Report only the number of lines in the records that contain the word "JSON".

▸ **Material to process**:
——————————
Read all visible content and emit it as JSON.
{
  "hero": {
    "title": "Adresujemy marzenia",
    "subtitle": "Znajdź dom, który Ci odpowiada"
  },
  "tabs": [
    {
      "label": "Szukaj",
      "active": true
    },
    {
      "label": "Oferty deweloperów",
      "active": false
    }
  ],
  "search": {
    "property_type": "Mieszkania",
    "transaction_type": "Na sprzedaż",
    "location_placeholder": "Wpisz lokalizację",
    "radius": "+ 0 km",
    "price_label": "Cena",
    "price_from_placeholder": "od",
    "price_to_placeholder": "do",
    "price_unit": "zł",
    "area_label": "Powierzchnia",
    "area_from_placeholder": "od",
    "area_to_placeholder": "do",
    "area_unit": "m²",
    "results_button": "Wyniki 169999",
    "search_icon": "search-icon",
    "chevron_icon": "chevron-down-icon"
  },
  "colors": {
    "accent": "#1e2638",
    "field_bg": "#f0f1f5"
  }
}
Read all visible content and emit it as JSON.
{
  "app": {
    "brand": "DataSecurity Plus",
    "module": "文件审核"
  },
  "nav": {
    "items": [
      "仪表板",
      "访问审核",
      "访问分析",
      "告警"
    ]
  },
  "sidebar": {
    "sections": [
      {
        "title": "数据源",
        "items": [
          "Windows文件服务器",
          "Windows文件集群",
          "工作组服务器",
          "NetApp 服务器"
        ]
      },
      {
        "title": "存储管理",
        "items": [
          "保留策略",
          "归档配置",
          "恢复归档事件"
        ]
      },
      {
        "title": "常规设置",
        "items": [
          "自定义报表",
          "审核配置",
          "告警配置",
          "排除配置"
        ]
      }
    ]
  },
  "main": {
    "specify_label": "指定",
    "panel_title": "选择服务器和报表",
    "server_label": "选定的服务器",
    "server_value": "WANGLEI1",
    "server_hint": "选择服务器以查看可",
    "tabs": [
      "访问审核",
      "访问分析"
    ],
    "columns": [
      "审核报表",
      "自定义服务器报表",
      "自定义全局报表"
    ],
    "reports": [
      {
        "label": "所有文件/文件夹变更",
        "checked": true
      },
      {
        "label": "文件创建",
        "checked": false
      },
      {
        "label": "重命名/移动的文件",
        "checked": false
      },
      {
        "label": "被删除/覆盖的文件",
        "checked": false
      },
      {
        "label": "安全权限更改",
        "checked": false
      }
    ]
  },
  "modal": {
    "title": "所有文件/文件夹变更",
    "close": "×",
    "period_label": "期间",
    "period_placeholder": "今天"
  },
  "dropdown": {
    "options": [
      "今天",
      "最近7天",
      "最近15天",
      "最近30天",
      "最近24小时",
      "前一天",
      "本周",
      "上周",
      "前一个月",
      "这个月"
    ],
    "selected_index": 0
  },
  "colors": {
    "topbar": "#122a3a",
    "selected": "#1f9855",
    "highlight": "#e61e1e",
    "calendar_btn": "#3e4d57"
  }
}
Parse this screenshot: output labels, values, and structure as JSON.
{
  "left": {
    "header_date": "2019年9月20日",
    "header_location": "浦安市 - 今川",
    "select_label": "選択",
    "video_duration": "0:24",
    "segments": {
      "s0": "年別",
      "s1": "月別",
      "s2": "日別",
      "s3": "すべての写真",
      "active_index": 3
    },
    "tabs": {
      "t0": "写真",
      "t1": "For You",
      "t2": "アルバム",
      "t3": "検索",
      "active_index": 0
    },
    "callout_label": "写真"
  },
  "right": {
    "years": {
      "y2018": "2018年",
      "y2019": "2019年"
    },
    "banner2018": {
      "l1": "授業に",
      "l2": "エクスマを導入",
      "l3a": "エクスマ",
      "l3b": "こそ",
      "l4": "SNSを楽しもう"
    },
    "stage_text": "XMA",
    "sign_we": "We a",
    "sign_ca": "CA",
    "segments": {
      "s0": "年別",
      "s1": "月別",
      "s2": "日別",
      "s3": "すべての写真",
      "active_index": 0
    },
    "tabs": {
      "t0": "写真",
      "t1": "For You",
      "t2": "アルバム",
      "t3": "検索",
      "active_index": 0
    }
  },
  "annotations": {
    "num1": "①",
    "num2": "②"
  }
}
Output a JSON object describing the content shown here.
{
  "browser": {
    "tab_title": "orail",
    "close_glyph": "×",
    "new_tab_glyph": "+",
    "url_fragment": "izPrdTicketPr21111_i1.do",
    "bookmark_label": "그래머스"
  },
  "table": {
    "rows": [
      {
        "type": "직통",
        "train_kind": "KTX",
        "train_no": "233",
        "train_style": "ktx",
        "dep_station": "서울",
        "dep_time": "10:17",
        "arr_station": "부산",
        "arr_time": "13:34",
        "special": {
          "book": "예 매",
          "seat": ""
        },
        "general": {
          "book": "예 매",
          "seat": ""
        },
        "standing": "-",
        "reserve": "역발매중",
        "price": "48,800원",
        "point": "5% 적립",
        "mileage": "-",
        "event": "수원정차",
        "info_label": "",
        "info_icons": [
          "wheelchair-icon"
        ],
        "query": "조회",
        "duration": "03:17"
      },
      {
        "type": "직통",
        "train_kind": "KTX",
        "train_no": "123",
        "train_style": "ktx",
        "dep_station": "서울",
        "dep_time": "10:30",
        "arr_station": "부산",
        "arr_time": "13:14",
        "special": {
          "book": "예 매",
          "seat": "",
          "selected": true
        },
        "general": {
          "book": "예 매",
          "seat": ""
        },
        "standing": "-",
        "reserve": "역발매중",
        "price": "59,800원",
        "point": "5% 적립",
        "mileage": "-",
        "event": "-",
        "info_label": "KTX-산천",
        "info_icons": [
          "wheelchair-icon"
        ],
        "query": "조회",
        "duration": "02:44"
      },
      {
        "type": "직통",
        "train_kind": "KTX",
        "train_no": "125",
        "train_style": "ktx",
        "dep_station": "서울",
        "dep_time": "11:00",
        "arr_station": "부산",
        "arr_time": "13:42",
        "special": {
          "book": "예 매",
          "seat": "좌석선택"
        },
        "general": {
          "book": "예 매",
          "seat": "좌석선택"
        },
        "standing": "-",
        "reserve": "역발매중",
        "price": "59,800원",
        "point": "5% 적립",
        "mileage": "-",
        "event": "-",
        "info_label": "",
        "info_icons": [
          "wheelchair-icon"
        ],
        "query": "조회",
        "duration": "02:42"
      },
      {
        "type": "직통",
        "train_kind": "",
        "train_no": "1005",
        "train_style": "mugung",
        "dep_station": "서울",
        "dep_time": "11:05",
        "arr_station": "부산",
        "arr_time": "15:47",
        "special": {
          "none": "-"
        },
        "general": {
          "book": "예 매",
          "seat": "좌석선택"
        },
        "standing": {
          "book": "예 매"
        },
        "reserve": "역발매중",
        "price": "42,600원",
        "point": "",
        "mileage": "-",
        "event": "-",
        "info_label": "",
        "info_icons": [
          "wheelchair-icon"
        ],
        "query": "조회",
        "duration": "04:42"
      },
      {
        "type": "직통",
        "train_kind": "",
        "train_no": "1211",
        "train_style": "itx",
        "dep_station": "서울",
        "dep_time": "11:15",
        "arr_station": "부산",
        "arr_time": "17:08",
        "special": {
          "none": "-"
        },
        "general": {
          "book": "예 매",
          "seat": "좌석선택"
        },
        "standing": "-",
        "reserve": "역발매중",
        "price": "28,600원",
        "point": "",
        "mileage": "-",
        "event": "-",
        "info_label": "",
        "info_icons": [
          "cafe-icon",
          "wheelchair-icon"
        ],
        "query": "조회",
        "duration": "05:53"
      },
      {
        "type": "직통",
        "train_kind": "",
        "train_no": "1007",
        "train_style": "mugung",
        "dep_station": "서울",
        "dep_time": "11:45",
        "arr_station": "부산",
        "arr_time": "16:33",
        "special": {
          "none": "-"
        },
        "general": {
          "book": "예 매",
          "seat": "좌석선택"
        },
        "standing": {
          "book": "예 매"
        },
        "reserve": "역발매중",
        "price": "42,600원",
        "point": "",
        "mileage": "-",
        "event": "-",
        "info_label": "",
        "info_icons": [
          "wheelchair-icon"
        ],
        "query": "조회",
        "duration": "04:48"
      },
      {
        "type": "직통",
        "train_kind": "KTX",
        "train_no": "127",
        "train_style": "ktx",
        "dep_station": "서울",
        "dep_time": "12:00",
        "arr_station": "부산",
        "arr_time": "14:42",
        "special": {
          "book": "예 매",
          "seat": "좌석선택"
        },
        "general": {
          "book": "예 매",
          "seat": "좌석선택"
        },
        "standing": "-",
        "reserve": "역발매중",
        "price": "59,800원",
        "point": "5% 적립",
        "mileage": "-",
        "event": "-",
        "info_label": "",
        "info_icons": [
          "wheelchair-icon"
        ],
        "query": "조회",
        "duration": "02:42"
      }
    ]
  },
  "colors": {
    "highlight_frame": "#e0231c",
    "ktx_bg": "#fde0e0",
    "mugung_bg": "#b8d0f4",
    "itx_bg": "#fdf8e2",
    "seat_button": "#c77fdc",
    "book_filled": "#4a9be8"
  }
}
——————————
▸ **Finished exercise**: 4